Problem details
Extract each line of the records below that contains the word "image".

Dataset records
== == ==

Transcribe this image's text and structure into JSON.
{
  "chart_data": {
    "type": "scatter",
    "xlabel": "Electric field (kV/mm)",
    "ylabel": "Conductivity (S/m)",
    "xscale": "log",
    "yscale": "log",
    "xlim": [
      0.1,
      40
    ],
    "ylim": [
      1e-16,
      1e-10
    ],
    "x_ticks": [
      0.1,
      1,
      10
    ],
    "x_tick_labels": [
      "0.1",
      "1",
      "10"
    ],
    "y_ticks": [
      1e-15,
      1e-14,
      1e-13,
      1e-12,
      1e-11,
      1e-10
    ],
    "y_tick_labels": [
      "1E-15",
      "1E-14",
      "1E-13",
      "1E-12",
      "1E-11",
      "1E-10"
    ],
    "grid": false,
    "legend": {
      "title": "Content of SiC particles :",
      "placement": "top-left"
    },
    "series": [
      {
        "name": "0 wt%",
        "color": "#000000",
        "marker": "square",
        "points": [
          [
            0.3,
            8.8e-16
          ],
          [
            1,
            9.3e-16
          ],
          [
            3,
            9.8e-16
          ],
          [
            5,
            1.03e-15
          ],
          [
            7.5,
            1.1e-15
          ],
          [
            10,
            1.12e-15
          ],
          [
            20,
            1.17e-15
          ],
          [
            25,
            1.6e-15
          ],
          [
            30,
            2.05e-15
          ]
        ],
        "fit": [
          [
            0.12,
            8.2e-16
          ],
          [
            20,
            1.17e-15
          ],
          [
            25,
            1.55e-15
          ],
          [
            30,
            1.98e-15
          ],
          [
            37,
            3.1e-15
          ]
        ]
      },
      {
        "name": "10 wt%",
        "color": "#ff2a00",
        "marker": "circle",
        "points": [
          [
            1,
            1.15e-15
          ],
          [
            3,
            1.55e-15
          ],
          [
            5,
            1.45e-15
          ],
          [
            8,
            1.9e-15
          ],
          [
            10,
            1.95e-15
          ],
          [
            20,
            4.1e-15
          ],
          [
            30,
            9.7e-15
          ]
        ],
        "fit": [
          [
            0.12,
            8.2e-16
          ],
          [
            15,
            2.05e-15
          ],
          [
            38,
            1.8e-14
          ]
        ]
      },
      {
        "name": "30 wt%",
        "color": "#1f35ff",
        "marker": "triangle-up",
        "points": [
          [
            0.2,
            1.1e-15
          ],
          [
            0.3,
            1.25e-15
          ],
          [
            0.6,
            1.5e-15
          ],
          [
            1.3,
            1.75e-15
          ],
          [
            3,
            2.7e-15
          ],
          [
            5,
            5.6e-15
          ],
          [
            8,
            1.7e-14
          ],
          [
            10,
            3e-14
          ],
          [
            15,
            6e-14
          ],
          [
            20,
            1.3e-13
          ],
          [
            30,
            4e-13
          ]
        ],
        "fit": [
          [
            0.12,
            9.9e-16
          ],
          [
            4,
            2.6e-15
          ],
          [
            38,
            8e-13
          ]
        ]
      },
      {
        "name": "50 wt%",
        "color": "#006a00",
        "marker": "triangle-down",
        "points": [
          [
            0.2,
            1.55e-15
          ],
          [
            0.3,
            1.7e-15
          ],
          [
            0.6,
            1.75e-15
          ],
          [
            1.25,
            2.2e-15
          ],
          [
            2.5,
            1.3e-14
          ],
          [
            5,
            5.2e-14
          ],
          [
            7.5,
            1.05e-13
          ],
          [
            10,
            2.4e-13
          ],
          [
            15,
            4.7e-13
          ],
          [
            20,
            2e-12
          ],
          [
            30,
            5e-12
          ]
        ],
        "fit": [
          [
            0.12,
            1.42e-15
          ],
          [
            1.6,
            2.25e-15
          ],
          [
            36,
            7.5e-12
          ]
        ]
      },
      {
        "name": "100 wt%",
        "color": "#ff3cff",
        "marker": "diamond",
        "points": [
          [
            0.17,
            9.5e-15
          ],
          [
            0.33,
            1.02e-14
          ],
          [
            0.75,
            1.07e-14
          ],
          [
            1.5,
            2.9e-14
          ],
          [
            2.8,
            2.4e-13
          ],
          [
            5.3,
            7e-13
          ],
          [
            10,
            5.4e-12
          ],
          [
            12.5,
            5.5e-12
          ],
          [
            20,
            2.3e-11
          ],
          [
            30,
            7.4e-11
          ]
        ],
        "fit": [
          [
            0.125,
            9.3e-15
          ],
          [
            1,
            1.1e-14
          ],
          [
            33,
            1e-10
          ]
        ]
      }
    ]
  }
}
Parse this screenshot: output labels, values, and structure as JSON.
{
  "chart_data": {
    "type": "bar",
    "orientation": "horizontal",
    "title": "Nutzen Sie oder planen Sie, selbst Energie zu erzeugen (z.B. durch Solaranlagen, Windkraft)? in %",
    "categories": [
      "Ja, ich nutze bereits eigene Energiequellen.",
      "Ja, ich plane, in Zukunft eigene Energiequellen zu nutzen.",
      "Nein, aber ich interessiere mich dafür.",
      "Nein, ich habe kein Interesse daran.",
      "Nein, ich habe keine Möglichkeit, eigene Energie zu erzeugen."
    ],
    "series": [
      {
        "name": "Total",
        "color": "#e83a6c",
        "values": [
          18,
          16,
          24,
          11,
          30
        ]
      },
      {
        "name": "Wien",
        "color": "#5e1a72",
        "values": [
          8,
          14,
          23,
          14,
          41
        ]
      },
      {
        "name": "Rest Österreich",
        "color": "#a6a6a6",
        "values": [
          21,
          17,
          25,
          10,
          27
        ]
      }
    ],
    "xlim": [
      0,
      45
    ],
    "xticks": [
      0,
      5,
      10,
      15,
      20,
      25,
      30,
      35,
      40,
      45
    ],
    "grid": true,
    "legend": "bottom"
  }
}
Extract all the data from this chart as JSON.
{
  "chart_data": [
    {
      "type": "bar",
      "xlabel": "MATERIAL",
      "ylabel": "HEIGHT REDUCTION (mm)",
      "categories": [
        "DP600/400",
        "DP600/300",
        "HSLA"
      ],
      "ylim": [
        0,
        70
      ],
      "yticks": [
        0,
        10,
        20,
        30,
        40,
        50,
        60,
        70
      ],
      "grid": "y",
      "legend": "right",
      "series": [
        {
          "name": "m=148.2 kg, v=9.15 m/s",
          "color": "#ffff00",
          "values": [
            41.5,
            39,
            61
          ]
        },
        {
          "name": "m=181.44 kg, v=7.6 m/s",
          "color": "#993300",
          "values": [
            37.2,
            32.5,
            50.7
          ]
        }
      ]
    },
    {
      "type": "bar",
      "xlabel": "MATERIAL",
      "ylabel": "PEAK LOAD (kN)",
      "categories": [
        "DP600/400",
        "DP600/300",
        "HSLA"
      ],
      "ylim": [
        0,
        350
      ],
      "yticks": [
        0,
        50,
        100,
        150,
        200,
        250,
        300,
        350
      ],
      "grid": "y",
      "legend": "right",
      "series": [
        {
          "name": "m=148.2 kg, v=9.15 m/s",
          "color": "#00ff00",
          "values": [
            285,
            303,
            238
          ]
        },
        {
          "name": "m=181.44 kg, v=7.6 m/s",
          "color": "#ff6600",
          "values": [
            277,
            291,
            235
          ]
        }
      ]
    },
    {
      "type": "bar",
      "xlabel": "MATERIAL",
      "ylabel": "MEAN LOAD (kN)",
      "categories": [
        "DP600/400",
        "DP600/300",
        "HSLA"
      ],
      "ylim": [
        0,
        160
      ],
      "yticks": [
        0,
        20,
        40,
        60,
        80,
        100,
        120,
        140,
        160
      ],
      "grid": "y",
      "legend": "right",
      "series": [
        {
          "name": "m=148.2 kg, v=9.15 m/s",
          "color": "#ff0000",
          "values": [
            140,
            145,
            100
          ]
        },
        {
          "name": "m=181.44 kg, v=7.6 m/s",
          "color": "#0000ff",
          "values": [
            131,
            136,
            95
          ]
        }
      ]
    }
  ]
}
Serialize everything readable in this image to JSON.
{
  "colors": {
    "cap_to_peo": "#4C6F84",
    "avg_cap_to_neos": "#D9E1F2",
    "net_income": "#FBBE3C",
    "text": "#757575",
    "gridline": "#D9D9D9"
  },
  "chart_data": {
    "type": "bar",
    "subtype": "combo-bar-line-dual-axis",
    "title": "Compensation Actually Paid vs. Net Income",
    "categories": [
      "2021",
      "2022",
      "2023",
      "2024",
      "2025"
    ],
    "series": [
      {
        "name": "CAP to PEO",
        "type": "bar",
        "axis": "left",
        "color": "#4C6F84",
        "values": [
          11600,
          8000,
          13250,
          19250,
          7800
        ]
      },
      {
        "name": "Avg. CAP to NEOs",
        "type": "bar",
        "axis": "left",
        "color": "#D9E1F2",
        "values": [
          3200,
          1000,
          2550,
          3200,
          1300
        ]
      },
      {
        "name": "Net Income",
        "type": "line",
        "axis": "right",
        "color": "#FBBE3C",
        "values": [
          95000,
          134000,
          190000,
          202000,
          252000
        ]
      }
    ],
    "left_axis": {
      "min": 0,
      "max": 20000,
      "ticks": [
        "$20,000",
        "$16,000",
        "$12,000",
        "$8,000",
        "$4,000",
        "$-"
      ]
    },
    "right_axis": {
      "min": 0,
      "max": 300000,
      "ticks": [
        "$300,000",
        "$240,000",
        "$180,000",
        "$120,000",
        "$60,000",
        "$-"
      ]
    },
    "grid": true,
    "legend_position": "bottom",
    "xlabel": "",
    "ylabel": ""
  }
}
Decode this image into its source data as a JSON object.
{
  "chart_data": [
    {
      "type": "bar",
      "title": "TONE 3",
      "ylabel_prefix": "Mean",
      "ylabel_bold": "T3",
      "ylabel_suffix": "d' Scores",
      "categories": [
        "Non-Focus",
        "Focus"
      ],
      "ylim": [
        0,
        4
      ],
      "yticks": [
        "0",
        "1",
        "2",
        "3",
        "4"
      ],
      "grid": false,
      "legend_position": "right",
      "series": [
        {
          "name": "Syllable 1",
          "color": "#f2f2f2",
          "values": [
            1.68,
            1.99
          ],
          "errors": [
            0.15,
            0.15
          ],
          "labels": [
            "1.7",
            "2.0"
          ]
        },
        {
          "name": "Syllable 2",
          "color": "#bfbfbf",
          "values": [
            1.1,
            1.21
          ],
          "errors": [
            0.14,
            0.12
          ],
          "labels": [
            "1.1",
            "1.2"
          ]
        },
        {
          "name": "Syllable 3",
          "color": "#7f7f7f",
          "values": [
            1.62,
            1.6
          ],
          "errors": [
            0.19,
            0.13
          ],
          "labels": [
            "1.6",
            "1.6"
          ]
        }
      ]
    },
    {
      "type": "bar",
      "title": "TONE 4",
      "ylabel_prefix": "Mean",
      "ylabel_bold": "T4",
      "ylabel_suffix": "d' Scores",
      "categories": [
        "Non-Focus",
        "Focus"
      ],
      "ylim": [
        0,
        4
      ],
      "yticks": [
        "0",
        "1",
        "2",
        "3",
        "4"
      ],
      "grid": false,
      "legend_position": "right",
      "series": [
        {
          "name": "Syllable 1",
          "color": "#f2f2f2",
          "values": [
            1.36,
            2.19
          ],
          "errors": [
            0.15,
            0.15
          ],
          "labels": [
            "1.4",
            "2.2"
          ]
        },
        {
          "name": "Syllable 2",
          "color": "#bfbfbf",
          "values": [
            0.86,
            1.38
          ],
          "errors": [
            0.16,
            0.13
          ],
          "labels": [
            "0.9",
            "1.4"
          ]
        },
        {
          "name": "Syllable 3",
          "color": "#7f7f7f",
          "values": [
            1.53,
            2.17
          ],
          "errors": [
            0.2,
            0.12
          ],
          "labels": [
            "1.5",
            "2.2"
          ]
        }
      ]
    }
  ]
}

== == ==

Solution to this task
Transcribe this image's text and structure into JSON.
Serialize everything readable in this image to JSON.
Decode this image into its source data as a JSON object.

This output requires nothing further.